Quoted passage
September 18, 2024

Attacks on open-source repositories have permanently altered how we think about the software supply chain. Trust-based approaches to electronics purchases create unacceptable risk of potentially catastrophic consequences.

The Age of Supply-Chain Attacks has Arrived, and it’s Terrifying

A New Reality is Here 

SolarWinds and attacks on open-source repositories have permanently altered how we think about the software supply chain. Recent supply chain infiltrations demonstrate that we have to do the same for hardware supply chains. Trust-based approaches to electronics purchases create unacceptable risk of potentially catastrophic consequences. New regulations such as Cybersecurity Maturity Model Certification (CMMC) or Canadian Program for Cyber Security Certification  (CPCSC) only indirectly point to evidence-based approaches through NIST SP 800-161.  With a brief test, Palitronica's Anvil Checkpoint supports a zero-trust supply chain and can provide quantitative evidence that the electronics you bought are good, have integrity, and really are what you wanted to buy.

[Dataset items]
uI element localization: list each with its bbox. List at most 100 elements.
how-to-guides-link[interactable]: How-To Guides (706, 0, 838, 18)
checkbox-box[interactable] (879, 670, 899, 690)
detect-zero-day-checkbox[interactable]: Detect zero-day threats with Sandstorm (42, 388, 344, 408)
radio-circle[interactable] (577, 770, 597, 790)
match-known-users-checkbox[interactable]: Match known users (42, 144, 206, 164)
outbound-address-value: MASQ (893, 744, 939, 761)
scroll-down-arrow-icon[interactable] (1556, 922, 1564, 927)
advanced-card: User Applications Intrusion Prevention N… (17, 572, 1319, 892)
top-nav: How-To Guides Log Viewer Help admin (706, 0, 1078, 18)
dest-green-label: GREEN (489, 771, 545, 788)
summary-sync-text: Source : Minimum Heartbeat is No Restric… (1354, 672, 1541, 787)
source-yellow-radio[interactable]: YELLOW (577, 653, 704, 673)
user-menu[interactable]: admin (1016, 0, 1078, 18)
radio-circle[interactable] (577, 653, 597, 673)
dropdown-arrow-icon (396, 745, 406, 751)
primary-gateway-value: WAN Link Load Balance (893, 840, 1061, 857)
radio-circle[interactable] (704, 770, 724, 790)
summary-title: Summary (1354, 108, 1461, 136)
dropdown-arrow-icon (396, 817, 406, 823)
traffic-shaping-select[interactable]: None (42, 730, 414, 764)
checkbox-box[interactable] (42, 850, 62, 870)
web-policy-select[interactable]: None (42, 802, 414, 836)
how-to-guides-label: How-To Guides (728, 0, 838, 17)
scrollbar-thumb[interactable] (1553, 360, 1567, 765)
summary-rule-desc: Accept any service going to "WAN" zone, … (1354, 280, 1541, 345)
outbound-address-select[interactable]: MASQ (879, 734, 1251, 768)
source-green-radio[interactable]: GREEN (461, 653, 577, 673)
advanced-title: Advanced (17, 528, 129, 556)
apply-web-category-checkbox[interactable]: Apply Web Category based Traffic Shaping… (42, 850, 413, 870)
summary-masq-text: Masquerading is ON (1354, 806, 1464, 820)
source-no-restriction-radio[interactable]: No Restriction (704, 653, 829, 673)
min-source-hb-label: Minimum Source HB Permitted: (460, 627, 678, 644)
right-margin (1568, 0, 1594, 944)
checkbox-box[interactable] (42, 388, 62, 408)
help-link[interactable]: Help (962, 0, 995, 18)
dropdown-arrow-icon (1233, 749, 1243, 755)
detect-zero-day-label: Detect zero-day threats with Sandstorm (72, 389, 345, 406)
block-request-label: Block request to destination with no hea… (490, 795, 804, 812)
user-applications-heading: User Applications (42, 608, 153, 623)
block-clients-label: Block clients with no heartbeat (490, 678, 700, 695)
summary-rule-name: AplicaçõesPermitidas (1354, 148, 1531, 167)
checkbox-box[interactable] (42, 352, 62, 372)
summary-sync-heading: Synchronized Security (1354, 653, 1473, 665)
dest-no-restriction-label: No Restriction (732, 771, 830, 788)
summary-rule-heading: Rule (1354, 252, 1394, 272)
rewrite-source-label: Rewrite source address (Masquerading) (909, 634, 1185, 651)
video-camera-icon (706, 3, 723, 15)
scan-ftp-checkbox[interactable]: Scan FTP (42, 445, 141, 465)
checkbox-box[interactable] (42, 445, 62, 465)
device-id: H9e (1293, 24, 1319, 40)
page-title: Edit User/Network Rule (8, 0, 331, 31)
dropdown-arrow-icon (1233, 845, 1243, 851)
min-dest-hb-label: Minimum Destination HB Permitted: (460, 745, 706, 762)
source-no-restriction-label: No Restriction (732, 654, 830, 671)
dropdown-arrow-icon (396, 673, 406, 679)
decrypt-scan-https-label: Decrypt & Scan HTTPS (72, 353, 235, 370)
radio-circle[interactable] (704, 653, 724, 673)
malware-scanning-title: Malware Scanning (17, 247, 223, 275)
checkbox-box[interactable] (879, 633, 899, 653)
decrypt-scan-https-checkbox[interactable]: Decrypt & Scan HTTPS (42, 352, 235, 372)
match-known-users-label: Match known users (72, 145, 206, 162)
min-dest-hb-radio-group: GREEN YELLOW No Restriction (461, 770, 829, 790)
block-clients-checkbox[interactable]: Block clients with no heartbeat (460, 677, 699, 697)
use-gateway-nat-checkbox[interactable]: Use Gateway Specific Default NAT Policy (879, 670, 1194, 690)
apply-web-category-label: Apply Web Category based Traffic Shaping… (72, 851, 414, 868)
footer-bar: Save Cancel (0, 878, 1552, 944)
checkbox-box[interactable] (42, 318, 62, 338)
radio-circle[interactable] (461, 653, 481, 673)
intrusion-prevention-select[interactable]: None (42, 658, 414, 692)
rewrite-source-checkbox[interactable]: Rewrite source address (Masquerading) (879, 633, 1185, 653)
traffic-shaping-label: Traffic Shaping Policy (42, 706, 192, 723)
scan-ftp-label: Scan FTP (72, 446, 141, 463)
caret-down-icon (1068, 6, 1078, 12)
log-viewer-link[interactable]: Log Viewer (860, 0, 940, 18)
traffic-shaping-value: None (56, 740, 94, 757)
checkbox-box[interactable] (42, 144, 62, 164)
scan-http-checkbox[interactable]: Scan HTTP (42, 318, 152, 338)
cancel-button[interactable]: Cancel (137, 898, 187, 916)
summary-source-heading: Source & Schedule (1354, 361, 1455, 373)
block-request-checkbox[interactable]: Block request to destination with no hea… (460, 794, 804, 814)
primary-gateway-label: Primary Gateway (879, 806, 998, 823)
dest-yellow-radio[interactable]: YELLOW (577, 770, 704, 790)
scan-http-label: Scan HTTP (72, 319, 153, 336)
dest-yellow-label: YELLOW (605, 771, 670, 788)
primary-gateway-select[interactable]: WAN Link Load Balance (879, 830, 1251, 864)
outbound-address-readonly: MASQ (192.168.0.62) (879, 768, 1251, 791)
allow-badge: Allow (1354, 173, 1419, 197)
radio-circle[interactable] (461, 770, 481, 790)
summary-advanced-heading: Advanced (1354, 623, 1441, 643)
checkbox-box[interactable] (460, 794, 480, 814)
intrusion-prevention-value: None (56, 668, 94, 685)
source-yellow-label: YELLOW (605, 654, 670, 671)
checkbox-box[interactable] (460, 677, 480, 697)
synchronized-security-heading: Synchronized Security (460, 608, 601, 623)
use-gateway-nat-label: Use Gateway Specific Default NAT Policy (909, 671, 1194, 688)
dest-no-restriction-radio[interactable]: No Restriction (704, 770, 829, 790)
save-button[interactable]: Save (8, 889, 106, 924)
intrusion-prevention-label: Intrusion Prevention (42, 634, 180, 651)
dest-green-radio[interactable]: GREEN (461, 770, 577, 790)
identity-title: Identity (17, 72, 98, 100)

Work instruction 1
Do these statements agree with the supply-chain article above the items? Answer yes or no for each, quoting the deciding words from the article.
(a) The article says CMMC and CPCSC point directly to evidence-based approaches.
(b) Anvil Checkpoint is a Palitronica product.
(c) The article names SolarWinds as changing how the software supply chain is viewed.
Work instruction 2
Answer these questions from the supply-chain article above the items:
(a) What date does the article carry?
(b) What heading comes right after the article's title?
(c) What does the abbreviation CPCSC stand for?

Answer space 1
(a) No: "only indirectly point to evidence-based approaches through NIST SP 800-161"
(b) Yes: "Palitronica's Anvil Checkpoint"
(c) Yes: "SolarWinds and attacks on open-source repositories have permanently altered how we think about the software supply chain"

Answer space 2
(a) September 18, 2024
(b) A New Reality is Here
(c) Canadian Program for Cyber Security Certification